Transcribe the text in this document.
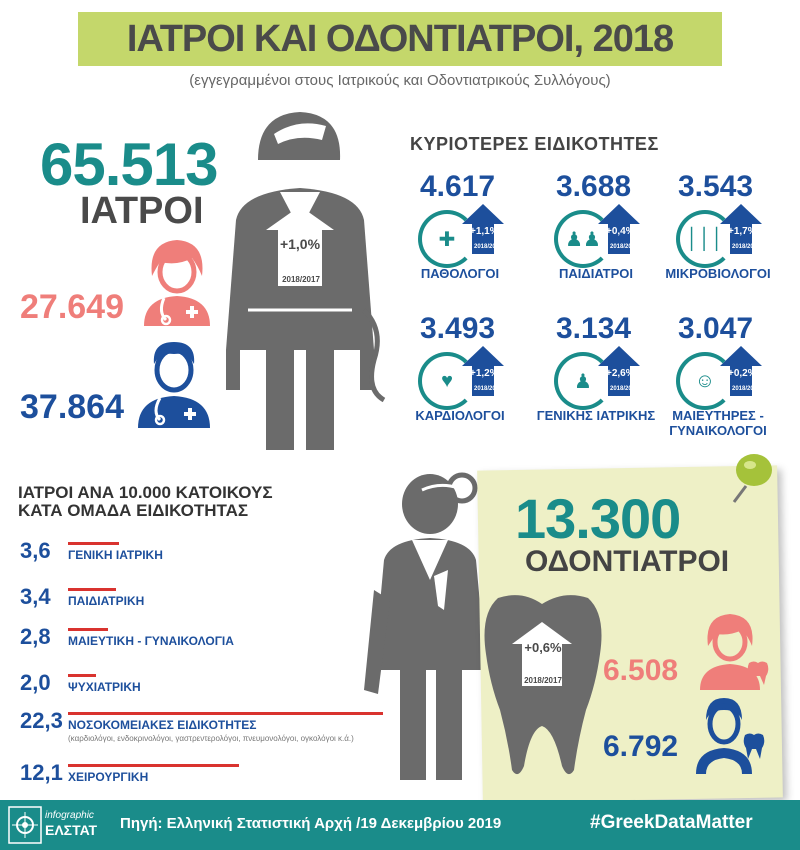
ΙΑΤΡΟΙ ΚΑΙ ΟΔΟΝΤΙΑΤΡΟΙ, 2018
(εγγεγραμμένοι στους Ιατρικούς και Οδοντιατρικούς Συλλόγους)
65.513
ΙΑΤΡΟΙ
27.649
37.864
+1,0%
2018/2017
ΚΥΡΙΟΤΕΡΕΣ ΕΙΔΙΚΟΤΗΤΕΣ
4.617
✚	+1,1%
2018/2017
ΠΑΘΟΛΟΓΟΙ
3.688
♟♟ +0,4%
2018/2017
ΠΑΙΔΙΑΤΡΟΙ
3.543
│││ +1,7%
2018/2017
ΜΙΚΡΟΒΙΟΛΟΓΟΙ
3.493
♥	+1,2%
2018/2017
ΚΑΡΔΙΟΛΟΓΟΙ
3.134
♟	+2,6%
2018/2017
ΓΕΝΙΚΗΣ ΙΑΤΡΙΚΗΣ
3.047
☺	+0,2%
2018/2017
ΜΑΙΕΥΤΗΡΕΣ - ΓΥΝΑΙΚΟΛΟΓΟΙ
ΙΑΤΡΟΙ ΑΝΑ 10.000 ΚΑΤΟΙΚΟΥΣ
ΚΑΤΑ ΟΜΑΔΑ ΕΙΔΙΚΟΤΗΤΑΣ
3,6 ΓΕΝΙΚΗ ΙΑΤΡΙΚΗ
3,4 ΠΑΙΔΙΑΤΡΙΚΗ
2,8 ΜΑΙΕΥΤΙΚΗ - ΓΥΝΑΙΚΟΛΟΓΙΑ
2,0 ΨΥΧΙΑΤΡΙΚΗ
22,3 ΝΟΣΟΚΟΜΕΙΑΚΕΣ ΕΙΔΙΚΟΤΗΤΕΣ
(καρδιολόγοι, ενδοκρινολόγοι, γαστρεντερολόγοι, πνευμονολόγοι, ογκολόγοι κ.ά.)
12,1 ΧΕΙΡΟΥΡΓΙΚΗ
+0,6%
2018/2017
13.300
ΟΔΟΝΤΙΑΤΡΟΙ
6.508
6.792
infographic
ΕΛΣΤΑΤ Πηγή: Ελληνική Στατιστική Αρχή /19 Δεκεμβρίου 2019	#GreekDataMatter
-.-.-
- Prompt
Reproduce every record word for word. The copy must contain no pictures.

- Response to the task
Transcribe the text in this document.
ΙΑΤΡΟΙ ΚΑΙ ΟΔΟΝΤΙΑΤΡΟΙ, 2018
(εγγεγραμμένοι στους Ιατρικούς και Οδοντιατρικούς Συλλόγους)
65.513
ΙΑΤΡΟΙ
27.649
37.864
+1,0%
2018/2017
ΚΥΡΙΟΤΕΡΕΣ ΕΙΔΙΚΟΤΗΤΕΣ
4.617
✚	+1,1%
2018/2017
ΠΑΘΟΛΟΓΟΙ
3.688
♟♟ +0,4%
2018/2017
ΠΑΙΔΙΑΤΡΟΙ
3.543
│││ +1,7%
2018/2017
ΜΙΚΡΟΒΙΟΛΟΓΟΙ
3.493
♥	+1,2%
2018/2017
ΚΑΡΔΙΟΛΟΓΟΙ
3.134
♟	+2,6%
2018/2017
ΓΕΝΙΚΗΣ ΙΑΤΡΙΚΗΣ
3.047
☺	+0,2%
2018/2017
ΜΑΙΕΥΤΗΡΕΣ - ΓΥΝΑΙΚΟΛΟΓΟΙ
ΙΑΤΡΟΙ ΑΝΑ 10.000 ΚΑΤΟΙΚΟΥΣ
ΚΑΤΑ ΟΜΑΔΑ ΕΙΔΙΚΟΤΗΤΑΣ
3,6 ΓΕΝΙΚΗ ΙΑΤΡΙΚΗ
3,4 ΠΑΙΔΙΑΤΡΙΚΗ
2,8 ΜΑΙΕΥΤΙΚΗ - ΓΥΝΑΙΚΟΛΟΓΙΑ
2,0 ΨΥΧΙΑΤΡΙΚΗ
22,3 ΝΟΣΟΚΟΜΕΙΑΚΕΣ ΕΙΔΙΚΟΤΗΤΕΣ
(καρδιολόγοι, ενδοκρινολόγοι, γαστρεντερολόγοι, πνευμονολόγοι, ογκολόγοι κ.ά.)
12,1 ΧΕΙΡΟΥΡΓΙΚΗ
+0,6%
2018/2017
13.300
ΟΔΟΝΤΙΑΤΡΟΙ
6.508
6.792
infographic
ΕΛΣΤΑΤ Πηγή: Ελληνική Στατιστική Αρχή /19 Δεκεμβρίου 2019	#GreekDataMatter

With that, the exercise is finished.